Listed entries
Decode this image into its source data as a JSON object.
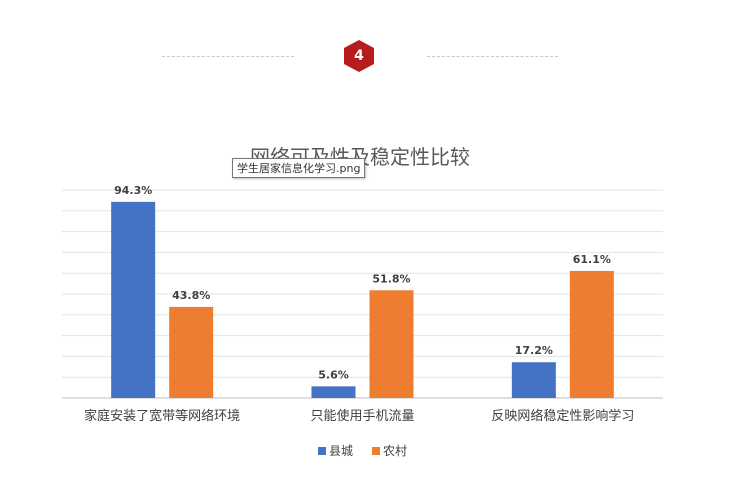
{
  "badge": {
    "number": "4",
    "color": "#b71c1c"
  },
  "tooltip": {
    "text": "学生居家信息化学习.png"
  },
  "chart_data": {
    "type": "bar",
    "title": "网络可及性及稳定性比较",
    "categories": [
      "家庭安装了宽带等网络环境",
      "只能使用手机流量",
      "反映网络稳定性影响学习"
    ],
    "series": [
      {
        "name": "县城",
        "values": [
          94.3,
          5.6,
          17.2
        ],
        "color": "#4472c4"
      },
      {
        "name": "农村",
        "values": [
          43.8,
          51.8,
          61.1
        ],
        "color": "#ed7d31"
      }
    ],
    "value_suffix": "%",
    "ylim": [
      0,
      100
    ],
    "grid": true,
    "legend": "bottom"
  }
}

Work to complete
Give back the entries verbatim. Do not include any picture.

Reply
Decode this image into its source data as a JSON object.
{
  "badge": {
    "number": "4",
    "color": "#b71c1c"
  },
  "tooltip": {
    "text": "学生居家信息化学习.png"
  },
  "chart_data": {
    "type": "bar",
    "title": "网络可及性及稳定性比较",
    "categories": [
      "家庭安装了宽带等网络环境",
      "只能使用手机流量",
      "反映网络稳定性影响学习"
    ],
    "series": [
      {
        "name": "县城",
        "values": [
          94.3,
          5.6,
          17.2
        ],
        "color": "#4472c4"
      },
      {
        "name": "农村",
        "values": [
          43.8,
          51.8,
          61.1
        ],
        "color": "#ed7d31"
      }
    ],
    "value_suffix": "%",
    "ylim": [
      0,
      100
    ],
    "grid": true,
    "legend": "bottom"
  }
}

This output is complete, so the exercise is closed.